*** Available data Section Begins ***
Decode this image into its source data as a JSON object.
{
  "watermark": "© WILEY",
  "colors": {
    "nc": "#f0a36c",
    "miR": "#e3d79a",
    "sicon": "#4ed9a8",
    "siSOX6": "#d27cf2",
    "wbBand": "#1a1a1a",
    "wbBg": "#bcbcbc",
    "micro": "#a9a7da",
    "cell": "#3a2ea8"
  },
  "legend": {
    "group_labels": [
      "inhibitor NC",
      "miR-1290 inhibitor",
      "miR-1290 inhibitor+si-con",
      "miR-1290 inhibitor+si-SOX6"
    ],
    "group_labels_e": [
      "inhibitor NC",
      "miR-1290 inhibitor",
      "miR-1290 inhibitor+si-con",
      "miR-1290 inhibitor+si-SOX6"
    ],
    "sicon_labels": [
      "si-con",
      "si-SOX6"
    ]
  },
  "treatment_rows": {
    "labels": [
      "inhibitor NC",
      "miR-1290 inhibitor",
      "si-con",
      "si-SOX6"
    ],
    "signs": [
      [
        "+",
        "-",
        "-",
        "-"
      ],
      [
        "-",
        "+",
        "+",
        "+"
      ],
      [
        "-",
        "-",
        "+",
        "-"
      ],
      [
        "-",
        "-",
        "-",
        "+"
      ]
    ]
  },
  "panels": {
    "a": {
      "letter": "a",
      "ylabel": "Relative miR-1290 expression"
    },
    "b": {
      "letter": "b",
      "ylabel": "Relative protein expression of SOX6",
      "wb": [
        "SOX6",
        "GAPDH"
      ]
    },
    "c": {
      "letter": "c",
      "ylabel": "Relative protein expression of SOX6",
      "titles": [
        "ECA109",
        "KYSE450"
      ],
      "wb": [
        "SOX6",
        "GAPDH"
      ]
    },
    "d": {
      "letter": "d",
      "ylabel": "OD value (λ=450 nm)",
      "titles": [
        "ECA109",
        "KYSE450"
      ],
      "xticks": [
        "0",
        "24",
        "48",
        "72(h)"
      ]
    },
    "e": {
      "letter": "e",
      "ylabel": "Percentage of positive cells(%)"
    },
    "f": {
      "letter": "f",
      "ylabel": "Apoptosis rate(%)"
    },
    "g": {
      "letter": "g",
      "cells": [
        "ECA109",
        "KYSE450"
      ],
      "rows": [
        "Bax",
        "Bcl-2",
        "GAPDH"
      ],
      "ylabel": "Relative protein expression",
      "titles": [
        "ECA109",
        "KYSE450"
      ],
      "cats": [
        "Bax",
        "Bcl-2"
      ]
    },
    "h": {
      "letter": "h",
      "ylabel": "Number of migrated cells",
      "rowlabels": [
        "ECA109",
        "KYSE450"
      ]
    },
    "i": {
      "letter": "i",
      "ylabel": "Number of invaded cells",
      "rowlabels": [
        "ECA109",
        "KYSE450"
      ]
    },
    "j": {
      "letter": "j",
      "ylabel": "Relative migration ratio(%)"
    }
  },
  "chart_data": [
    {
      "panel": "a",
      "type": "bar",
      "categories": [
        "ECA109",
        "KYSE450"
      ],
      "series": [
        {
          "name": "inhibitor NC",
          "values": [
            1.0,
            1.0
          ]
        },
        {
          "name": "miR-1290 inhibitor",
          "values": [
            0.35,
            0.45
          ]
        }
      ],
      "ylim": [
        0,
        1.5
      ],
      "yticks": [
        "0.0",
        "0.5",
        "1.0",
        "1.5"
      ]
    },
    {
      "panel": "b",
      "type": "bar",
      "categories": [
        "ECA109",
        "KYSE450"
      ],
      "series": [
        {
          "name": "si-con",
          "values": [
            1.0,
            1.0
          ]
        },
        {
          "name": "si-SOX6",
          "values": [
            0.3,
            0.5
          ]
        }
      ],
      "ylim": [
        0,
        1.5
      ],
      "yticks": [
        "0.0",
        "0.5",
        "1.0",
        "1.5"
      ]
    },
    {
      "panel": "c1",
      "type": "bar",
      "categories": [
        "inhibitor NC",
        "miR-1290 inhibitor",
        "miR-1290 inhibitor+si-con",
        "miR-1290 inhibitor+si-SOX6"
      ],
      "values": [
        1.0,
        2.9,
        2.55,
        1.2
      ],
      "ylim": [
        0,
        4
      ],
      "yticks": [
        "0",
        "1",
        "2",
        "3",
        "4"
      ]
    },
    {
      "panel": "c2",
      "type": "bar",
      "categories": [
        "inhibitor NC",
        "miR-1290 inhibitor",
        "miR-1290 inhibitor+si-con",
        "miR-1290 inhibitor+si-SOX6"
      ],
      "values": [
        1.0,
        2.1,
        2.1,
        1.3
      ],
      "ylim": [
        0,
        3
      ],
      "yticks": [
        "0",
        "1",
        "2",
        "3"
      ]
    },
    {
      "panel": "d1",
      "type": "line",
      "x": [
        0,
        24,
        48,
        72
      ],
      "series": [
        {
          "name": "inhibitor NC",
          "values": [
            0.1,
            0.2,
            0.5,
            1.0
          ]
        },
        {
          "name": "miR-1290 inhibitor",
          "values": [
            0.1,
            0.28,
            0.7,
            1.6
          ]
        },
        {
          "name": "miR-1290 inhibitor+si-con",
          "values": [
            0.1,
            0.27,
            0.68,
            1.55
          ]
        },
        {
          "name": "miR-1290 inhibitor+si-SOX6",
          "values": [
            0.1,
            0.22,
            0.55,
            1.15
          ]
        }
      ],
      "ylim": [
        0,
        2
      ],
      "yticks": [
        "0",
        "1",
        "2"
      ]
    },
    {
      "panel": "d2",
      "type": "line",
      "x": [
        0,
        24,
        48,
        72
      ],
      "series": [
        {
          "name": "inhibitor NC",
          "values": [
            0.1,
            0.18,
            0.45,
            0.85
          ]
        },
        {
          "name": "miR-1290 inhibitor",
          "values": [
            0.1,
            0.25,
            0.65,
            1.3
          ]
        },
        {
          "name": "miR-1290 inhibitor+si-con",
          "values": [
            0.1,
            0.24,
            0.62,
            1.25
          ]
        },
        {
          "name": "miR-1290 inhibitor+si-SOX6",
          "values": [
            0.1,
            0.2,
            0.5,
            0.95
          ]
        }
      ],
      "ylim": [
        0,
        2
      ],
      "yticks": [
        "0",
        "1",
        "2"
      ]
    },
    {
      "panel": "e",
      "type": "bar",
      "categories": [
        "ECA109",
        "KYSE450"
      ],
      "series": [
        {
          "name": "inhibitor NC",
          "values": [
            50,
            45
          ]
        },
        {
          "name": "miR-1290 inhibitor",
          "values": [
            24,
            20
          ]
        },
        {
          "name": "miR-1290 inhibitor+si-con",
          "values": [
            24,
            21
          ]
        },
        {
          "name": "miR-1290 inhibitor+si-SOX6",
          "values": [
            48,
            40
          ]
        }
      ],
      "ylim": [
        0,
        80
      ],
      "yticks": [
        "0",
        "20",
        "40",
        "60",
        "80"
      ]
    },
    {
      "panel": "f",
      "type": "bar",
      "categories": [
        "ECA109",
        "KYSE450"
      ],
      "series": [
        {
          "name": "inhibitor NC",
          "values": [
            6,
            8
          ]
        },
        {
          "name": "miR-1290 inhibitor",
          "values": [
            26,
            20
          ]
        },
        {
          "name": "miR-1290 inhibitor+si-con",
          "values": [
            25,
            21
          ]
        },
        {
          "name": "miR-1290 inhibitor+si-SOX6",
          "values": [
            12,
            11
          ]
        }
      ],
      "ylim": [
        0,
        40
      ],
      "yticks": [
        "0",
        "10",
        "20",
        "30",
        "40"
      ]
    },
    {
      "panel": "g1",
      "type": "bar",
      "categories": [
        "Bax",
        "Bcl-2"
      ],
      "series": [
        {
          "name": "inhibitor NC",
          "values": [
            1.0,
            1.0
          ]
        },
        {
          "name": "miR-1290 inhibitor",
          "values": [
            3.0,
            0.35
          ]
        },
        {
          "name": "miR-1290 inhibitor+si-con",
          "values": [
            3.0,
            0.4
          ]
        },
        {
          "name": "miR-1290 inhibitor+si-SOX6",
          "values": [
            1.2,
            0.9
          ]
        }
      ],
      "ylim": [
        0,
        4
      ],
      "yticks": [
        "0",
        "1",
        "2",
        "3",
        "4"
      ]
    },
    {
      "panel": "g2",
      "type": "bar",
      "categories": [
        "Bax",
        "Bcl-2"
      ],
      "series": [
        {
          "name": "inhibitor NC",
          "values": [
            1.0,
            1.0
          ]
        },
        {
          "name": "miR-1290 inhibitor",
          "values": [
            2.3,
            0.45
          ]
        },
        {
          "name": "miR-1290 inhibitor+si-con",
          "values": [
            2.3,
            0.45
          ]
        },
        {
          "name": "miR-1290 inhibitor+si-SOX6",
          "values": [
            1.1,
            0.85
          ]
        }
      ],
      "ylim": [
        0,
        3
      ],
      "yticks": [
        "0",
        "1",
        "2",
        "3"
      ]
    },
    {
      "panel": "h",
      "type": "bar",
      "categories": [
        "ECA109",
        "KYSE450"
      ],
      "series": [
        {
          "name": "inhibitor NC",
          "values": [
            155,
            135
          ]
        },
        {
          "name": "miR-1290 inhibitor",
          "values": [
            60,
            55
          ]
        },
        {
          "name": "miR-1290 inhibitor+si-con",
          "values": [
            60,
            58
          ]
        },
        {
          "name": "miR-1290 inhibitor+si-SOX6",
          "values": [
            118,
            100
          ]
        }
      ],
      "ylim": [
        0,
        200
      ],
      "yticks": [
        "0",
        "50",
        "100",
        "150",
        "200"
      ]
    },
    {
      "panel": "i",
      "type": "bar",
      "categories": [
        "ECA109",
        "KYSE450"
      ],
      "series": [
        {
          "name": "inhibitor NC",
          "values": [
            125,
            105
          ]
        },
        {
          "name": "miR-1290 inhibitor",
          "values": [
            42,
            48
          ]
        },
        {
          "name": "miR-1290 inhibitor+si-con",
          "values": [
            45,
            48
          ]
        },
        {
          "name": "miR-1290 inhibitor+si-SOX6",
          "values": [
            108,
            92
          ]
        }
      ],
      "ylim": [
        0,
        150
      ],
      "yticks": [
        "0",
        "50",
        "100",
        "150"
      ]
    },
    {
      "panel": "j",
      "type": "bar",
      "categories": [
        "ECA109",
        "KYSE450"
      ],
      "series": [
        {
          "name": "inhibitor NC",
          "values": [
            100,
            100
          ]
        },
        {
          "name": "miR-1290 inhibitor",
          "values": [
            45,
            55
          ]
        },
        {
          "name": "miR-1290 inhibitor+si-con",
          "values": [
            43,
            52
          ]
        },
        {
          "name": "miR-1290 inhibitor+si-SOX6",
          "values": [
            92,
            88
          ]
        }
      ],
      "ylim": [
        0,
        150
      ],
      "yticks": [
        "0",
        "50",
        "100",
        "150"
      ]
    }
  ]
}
*** Available data Section Ends ***
== Activity ==
Return, from the entries, each line that holds "cells".

== Answer box ==
      "ylabel": "Percentage of positive cells(%)"
      "cells": [
      "ylabel": "Number of migrated cells",
      "ylabel": "Number of invaded cells",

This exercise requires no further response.